Rows from a dataset
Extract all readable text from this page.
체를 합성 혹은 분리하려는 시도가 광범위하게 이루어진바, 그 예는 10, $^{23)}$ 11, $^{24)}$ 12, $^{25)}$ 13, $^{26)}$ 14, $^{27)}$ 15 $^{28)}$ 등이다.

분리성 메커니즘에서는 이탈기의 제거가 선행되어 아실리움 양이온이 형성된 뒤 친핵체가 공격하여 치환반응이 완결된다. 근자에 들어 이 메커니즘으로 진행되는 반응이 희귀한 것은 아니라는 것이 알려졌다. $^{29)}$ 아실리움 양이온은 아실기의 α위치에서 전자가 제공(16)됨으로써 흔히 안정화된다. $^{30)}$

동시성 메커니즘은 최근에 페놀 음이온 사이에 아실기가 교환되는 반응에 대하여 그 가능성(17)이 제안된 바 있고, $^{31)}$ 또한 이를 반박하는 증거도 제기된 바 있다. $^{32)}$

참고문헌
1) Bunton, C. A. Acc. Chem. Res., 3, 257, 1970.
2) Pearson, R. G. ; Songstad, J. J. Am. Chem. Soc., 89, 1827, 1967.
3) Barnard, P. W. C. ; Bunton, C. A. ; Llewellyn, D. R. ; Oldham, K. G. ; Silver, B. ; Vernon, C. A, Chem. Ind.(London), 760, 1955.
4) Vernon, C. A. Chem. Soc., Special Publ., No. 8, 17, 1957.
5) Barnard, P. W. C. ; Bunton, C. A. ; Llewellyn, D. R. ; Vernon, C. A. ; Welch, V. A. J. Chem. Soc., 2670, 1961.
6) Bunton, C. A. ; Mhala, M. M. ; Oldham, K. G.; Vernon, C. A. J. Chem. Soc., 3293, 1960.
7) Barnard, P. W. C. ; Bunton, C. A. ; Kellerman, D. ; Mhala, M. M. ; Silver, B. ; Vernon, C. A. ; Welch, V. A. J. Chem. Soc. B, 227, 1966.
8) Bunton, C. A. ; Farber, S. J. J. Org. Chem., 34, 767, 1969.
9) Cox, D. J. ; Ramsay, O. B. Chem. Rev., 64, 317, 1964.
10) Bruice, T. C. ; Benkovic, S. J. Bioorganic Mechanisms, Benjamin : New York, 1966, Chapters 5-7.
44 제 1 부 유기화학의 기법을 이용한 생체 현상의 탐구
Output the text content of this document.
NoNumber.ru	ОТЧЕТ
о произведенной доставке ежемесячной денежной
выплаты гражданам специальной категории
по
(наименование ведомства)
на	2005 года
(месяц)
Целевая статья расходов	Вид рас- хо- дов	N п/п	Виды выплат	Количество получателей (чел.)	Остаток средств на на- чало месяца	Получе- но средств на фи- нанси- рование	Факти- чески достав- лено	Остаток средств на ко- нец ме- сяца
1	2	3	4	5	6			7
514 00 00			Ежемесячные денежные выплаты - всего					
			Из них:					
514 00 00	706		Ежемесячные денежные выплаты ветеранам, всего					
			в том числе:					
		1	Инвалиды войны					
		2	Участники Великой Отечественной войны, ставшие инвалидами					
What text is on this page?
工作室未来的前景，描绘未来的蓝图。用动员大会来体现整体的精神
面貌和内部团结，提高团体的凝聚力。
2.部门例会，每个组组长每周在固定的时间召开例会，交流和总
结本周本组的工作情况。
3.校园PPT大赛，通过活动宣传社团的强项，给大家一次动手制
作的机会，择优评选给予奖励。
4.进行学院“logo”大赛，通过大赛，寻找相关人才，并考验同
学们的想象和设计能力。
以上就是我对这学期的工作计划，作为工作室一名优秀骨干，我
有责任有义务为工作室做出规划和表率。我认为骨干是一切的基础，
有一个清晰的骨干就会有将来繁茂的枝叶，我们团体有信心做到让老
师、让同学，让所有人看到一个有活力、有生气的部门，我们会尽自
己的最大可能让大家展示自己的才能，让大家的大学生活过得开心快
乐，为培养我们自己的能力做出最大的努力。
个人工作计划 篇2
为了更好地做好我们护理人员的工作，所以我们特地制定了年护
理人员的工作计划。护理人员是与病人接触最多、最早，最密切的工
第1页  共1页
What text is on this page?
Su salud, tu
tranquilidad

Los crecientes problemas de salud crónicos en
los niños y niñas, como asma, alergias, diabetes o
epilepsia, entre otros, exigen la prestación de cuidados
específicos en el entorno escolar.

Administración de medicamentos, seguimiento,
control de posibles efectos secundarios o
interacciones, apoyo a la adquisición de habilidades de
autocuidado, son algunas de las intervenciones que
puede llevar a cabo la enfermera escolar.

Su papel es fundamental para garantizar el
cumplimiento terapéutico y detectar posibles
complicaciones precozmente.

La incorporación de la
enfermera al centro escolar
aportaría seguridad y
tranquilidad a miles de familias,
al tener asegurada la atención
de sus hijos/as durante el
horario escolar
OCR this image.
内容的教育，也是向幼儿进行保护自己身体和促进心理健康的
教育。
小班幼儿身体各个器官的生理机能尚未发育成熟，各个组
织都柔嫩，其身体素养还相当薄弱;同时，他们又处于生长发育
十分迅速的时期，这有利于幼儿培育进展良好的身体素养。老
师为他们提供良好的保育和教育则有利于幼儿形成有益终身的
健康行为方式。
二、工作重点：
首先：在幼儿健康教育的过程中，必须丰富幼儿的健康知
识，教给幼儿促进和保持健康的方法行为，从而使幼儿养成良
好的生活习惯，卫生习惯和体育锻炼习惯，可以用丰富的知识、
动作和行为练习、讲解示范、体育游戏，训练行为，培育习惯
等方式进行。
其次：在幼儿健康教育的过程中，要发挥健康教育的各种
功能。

● **YOUR GOAL**
Pull out each line containing the word "Silver" and copy it.

● **ANSWER TO THE TASK**
3) Barnard, P. W. C. ; Bunton, C. A. ; Llewellyn, D. R. ; Oldham, K. G. ; Silver, B. ; Vernon, C. A, Chem. Ind.(London), 760, 1955.
7) Barnard, P. W. C. ; Bunton, C. A. ; Kellerman, D. ; Mhala, M. M. ; Silver, B. ; Vernon, C. A. ; Welch, V. A. J. Chem. Soc. B, 227, 1966.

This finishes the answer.